## Your instructions:
Using the listing below, report all lines holding the word "nSINGLE".
━━━━━━━━━━━━━━━━━━━━
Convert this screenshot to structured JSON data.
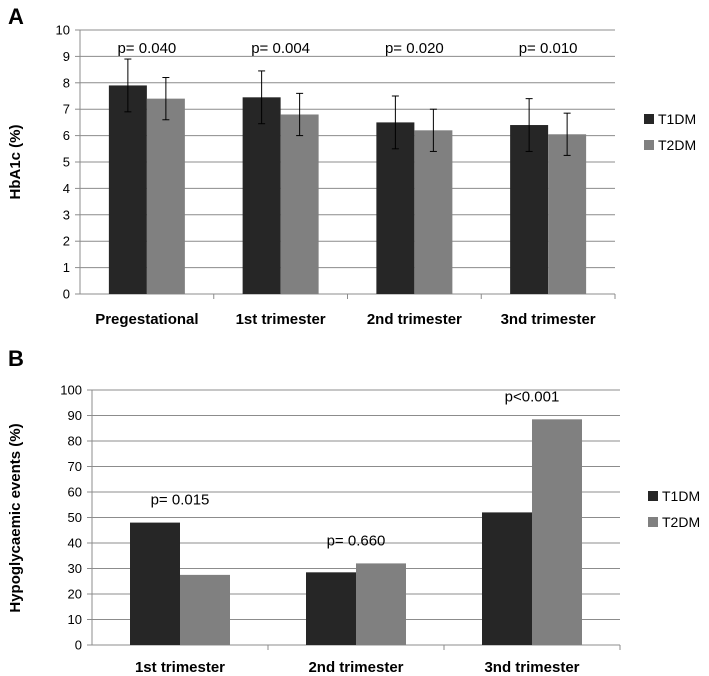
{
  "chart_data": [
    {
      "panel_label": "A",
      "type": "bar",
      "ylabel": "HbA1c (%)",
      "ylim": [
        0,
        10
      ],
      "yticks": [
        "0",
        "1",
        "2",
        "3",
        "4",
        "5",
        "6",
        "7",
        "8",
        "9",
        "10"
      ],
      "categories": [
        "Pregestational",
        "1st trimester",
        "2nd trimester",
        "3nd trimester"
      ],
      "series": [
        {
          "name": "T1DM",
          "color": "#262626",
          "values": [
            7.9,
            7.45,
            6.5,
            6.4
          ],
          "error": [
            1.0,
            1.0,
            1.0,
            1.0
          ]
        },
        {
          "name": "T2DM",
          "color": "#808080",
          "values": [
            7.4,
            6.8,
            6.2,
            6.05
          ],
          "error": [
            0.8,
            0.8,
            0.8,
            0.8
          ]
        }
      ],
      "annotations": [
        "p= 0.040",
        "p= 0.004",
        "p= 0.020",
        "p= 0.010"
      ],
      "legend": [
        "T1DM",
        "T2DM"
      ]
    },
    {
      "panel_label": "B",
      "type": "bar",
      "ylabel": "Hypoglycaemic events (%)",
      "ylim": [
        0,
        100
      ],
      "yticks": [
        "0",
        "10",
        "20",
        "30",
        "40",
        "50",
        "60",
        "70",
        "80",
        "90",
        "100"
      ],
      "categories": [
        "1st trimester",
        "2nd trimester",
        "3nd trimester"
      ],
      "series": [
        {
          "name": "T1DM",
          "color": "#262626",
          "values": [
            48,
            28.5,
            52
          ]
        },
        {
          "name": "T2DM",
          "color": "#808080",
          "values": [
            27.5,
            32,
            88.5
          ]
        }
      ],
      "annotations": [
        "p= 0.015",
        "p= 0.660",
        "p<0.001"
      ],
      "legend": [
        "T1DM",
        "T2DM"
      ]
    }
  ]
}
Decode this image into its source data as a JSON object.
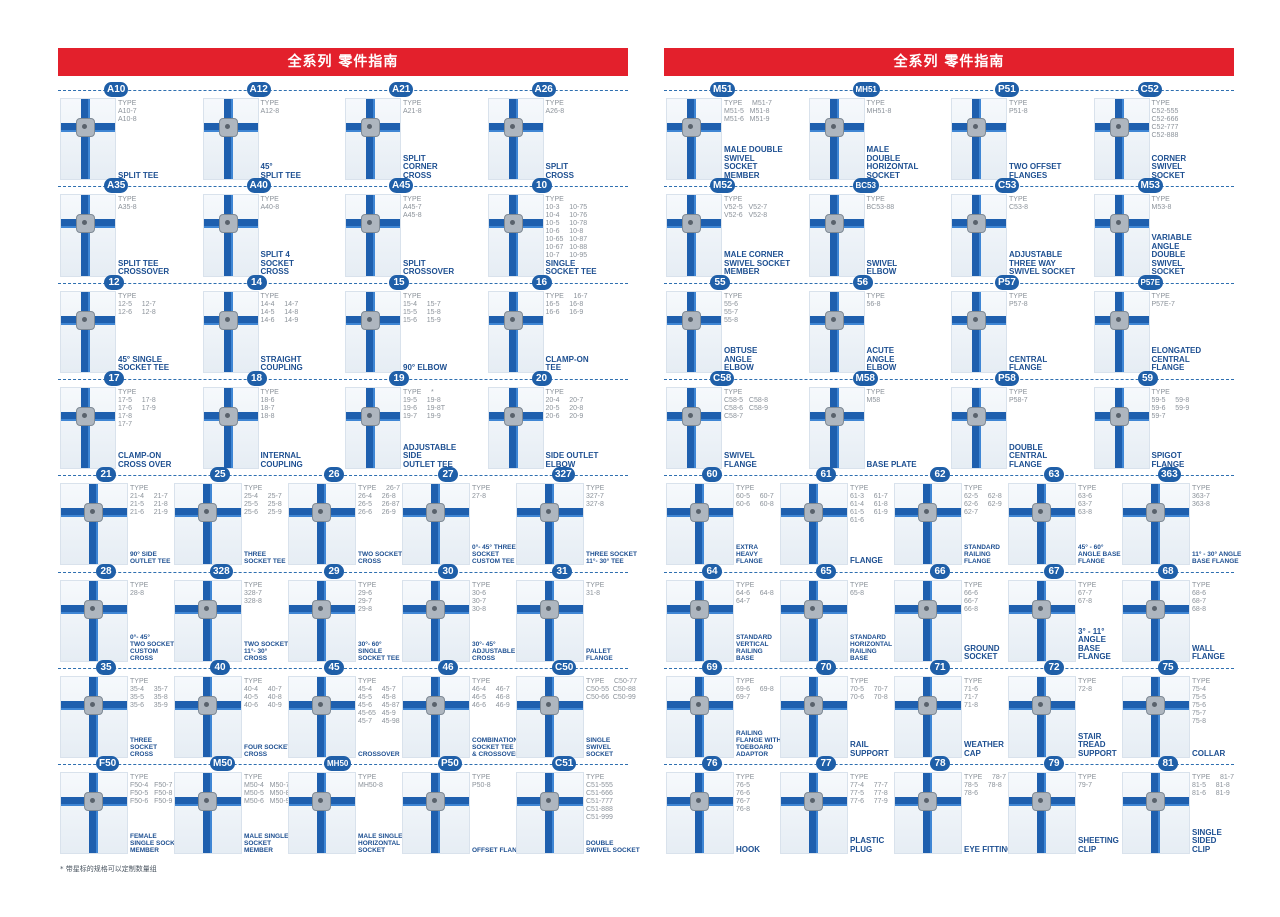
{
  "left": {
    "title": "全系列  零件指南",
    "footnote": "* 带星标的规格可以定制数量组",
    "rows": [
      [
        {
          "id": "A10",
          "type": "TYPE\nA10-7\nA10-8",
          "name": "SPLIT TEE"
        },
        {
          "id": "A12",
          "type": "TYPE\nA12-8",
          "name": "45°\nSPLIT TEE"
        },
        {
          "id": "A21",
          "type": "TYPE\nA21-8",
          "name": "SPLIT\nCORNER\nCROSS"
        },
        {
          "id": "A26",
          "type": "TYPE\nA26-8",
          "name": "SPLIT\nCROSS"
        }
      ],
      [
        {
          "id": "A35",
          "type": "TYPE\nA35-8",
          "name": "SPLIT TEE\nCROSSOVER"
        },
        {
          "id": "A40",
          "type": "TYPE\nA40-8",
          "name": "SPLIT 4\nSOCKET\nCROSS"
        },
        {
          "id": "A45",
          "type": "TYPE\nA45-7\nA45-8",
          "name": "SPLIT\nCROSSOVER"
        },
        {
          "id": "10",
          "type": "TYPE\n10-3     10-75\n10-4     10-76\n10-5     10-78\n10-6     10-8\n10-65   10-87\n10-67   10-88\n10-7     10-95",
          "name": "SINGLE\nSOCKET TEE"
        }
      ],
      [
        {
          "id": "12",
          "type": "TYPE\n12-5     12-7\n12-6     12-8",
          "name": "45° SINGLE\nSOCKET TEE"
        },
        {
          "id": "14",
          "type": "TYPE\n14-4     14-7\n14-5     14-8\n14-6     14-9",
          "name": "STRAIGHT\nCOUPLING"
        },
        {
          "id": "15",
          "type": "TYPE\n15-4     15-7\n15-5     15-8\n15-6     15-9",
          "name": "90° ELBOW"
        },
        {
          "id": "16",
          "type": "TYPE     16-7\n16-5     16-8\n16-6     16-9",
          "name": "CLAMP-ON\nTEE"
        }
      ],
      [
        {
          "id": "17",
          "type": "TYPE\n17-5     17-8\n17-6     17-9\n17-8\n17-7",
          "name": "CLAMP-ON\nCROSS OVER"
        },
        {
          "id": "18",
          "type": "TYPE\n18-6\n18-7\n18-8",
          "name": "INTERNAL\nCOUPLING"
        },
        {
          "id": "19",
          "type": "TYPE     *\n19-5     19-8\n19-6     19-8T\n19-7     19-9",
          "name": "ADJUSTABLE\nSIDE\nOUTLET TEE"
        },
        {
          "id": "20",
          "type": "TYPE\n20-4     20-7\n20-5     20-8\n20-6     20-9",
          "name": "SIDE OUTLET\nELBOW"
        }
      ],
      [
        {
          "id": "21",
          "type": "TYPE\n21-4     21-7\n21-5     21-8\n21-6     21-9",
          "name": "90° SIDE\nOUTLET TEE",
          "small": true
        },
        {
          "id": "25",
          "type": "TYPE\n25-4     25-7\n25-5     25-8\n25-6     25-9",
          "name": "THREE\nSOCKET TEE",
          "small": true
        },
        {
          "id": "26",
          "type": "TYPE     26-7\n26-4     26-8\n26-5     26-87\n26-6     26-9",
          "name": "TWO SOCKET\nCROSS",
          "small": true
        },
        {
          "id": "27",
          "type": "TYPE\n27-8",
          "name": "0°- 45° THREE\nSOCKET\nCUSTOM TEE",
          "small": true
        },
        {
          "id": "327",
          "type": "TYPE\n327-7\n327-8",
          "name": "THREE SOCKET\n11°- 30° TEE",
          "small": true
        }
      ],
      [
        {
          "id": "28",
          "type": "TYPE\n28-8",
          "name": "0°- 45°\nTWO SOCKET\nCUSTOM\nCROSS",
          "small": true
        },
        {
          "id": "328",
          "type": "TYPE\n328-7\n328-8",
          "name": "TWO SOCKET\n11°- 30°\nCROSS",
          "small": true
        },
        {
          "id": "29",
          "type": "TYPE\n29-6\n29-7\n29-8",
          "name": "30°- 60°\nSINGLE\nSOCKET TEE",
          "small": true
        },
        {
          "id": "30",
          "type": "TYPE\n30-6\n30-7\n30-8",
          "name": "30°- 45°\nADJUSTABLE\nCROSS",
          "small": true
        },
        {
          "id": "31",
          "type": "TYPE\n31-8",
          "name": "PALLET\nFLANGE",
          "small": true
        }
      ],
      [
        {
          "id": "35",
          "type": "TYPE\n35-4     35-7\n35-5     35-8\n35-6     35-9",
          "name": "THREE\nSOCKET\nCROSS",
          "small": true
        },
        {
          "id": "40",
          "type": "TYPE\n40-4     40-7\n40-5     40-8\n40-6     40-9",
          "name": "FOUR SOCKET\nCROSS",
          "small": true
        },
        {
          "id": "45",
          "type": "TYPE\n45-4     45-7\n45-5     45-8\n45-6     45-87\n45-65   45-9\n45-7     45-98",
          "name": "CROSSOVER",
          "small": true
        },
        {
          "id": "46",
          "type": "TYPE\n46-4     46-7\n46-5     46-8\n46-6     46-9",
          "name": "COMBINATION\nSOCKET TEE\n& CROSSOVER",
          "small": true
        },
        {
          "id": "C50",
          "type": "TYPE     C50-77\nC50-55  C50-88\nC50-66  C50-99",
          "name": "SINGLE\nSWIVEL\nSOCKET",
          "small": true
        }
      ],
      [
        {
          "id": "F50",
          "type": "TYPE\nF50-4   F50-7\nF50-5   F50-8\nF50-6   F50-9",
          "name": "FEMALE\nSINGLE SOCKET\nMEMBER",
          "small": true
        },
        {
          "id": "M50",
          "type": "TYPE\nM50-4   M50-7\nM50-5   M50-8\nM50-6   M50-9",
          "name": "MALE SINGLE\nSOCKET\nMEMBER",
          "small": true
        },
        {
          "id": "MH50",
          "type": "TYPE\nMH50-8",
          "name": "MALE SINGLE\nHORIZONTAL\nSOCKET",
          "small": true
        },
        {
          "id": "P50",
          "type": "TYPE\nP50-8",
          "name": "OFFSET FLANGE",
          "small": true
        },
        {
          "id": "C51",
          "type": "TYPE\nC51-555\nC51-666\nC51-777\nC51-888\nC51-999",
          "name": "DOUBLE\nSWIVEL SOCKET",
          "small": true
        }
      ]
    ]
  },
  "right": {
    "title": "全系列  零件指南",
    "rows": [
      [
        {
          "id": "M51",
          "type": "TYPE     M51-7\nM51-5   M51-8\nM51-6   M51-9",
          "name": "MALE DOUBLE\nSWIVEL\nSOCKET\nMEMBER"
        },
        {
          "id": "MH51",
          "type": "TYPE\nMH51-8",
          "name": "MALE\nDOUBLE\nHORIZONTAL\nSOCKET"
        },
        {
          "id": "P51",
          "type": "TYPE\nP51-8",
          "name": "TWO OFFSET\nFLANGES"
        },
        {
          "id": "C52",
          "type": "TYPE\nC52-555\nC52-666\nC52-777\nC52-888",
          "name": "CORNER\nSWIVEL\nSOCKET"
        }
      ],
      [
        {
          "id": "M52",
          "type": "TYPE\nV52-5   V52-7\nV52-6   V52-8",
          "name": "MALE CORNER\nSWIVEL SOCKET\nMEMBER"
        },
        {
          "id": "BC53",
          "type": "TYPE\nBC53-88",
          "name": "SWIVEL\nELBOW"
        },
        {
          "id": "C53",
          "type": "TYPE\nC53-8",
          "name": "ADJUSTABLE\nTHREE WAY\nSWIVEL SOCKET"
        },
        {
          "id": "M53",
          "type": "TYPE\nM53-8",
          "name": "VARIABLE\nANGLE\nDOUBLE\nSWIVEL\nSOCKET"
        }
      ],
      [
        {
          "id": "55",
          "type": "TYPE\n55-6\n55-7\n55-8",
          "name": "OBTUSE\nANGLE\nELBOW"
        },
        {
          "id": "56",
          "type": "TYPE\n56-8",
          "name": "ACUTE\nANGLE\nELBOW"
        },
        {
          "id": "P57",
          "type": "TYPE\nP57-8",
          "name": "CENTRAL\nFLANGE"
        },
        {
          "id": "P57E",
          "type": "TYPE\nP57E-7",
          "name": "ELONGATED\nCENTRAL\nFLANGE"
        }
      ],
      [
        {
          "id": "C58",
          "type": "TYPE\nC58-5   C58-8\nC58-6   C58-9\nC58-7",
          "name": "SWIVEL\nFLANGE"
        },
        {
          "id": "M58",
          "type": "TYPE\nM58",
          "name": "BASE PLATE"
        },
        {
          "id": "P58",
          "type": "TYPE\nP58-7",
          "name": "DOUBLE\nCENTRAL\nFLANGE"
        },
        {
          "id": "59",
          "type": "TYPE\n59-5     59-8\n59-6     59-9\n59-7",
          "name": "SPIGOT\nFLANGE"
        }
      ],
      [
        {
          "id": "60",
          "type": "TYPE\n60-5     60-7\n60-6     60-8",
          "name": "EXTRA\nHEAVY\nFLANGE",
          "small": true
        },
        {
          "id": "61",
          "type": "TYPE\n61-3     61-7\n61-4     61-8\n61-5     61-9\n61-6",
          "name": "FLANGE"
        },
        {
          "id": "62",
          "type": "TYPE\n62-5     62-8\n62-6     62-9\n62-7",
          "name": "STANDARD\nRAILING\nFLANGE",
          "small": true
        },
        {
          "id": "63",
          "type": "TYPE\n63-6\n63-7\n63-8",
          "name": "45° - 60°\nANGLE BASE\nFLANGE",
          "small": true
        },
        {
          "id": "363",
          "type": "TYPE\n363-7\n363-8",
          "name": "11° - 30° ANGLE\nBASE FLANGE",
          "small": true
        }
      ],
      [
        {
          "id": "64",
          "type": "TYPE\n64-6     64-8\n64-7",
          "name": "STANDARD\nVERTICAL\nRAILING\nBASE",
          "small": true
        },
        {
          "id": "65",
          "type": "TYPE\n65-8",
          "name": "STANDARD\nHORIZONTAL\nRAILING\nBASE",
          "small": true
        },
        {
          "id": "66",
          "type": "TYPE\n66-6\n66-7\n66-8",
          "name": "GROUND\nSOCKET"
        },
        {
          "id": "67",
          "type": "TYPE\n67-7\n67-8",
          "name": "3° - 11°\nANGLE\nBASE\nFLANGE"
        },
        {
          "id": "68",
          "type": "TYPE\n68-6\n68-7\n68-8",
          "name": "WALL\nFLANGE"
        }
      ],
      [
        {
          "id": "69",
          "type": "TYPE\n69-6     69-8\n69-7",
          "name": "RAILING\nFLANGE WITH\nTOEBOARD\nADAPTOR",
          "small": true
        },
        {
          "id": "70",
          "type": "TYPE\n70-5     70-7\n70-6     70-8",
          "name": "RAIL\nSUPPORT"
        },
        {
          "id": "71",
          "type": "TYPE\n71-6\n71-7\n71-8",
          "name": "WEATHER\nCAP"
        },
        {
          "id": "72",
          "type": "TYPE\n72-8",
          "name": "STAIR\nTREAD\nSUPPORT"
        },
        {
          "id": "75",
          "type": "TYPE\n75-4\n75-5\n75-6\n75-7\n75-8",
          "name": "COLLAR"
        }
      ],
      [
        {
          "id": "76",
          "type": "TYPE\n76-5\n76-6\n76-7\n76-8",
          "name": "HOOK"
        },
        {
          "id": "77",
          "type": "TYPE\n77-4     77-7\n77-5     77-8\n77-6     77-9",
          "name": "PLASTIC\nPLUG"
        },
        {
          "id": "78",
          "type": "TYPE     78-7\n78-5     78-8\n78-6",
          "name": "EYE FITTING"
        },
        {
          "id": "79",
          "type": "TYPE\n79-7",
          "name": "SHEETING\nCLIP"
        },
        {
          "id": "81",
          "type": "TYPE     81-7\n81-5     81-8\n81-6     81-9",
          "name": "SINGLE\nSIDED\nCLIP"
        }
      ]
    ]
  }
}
━━━━━━━━━━━━━━━━━━━━
## Problem solution:
          "name": "30°- 60°\nSINGLE\nSOCKET TEE",
          "name": "FEMALE\nSINGLE SOCKET\nMEMBER",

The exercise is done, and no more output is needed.